_YOUR OBJECTIVE_
Search the material for the string "triangle", then return every line where it is found.

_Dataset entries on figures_
───
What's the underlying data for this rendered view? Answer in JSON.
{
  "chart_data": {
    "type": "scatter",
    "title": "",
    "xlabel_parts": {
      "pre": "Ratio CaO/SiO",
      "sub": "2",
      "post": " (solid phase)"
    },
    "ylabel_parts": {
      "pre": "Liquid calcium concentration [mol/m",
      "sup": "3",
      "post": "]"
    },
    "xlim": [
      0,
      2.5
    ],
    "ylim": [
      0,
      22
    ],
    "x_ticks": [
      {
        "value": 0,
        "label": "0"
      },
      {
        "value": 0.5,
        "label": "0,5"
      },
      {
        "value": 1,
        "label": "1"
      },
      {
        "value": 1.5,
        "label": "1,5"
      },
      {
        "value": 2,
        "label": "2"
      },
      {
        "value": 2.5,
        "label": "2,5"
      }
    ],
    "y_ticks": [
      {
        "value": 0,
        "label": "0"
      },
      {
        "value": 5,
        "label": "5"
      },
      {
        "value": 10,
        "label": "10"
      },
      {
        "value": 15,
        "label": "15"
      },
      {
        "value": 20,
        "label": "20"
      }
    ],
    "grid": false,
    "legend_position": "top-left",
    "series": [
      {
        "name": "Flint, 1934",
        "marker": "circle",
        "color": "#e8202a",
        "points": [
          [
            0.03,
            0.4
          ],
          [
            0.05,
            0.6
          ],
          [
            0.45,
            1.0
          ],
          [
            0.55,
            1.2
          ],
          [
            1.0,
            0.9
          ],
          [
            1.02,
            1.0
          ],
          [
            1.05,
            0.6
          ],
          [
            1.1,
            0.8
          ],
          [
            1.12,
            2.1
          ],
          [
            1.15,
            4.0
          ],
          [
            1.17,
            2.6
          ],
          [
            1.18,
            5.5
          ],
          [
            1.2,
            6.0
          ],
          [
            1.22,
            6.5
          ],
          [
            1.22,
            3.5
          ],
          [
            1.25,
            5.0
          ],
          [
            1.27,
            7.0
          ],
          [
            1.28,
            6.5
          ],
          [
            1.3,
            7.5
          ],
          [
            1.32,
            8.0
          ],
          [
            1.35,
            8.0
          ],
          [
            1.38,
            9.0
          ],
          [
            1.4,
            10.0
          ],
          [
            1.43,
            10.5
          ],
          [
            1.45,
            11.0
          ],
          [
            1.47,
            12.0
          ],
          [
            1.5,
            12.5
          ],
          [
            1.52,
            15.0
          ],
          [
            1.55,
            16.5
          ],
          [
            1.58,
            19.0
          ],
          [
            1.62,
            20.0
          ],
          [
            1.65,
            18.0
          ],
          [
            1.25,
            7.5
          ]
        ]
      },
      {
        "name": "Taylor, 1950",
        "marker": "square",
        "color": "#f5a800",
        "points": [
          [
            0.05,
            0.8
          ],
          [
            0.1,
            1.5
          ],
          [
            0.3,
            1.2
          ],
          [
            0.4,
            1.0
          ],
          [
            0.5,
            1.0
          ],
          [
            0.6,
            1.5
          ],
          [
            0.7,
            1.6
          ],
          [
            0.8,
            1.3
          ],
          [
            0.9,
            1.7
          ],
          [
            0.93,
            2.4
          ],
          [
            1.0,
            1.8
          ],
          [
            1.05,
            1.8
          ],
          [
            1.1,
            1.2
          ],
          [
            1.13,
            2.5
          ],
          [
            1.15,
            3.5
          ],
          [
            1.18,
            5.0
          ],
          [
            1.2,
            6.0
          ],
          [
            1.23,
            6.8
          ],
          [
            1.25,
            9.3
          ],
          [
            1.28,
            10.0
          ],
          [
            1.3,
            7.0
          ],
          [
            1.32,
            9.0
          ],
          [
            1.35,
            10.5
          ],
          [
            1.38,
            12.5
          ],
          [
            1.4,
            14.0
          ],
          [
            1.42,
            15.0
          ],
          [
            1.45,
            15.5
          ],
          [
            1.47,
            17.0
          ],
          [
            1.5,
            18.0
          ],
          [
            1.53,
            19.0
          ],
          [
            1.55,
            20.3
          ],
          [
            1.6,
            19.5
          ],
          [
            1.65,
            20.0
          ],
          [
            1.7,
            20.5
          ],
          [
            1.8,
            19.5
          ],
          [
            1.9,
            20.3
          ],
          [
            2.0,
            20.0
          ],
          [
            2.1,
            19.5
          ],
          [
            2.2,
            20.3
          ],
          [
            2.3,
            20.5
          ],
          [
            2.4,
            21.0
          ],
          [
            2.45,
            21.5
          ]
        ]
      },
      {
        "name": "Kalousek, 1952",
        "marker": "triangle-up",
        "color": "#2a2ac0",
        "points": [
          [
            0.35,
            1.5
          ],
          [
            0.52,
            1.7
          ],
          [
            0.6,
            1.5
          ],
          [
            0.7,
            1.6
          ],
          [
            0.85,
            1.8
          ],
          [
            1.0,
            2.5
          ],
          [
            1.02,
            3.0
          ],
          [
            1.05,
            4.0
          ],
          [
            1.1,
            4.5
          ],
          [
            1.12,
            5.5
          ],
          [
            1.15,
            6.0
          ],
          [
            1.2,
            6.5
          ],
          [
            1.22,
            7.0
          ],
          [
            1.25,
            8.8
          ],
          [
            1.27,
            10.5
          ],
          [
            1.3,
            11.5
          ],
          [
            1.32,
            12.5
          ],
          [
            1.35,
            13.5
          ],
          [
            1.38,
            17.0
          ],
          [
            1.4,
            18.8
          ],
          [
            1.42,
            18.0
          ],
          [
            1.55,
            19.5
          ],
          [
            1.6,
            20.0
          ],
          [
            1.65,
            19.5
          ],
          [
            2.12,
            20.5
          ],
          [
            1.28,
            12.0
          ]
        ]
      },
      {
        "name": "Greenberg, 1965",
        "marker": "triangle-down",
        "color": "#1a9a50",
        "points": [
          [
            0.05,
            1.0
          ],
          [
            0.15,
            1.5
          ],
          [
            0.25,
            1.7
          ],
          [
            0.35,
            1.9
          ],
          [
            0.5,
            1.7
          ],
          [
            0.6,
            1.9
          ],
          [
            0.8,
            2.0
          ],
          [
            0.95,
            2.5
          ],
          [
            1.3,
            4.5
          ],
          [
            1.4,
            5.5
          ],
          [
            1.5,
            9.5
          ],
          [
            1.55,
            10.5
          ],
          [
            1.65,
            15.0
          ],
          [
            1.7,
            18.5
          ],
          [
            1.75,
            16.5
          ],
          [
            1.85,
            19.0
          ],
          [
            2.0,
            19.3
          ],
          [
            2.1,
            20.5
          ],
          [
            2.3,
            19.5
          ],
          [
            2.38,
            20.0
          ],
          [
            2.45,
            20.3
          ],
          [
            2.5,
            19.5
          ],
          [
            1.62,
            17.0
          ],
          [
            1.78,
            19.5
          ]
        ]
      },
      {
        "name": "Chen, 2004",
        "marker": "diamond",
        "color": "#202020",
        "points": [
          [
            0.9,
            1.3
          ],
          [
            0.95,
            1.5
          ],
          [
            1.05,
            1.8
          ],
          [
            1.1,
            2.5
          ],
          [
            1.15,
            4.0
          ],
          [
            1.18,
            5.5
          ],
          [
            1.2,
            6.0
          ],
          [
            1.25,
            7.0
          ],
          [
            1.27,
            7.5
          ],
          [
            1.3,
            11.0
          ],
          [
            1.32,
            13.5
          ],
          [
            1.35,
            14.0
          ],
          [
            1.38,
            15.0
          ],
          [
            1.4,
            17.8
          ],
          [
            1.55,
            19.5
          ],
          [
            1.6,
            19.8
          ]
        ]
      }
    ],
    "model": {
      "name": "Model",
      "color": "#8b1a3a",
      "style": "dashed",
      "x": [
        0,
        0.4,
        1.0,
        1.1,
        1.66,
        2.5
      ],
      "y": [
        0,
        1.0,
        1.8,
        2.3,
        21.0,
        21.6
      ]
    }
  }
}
───
_THE RESPONSE_
        "marker": "triangle-up",
        "marker": "triangle-down",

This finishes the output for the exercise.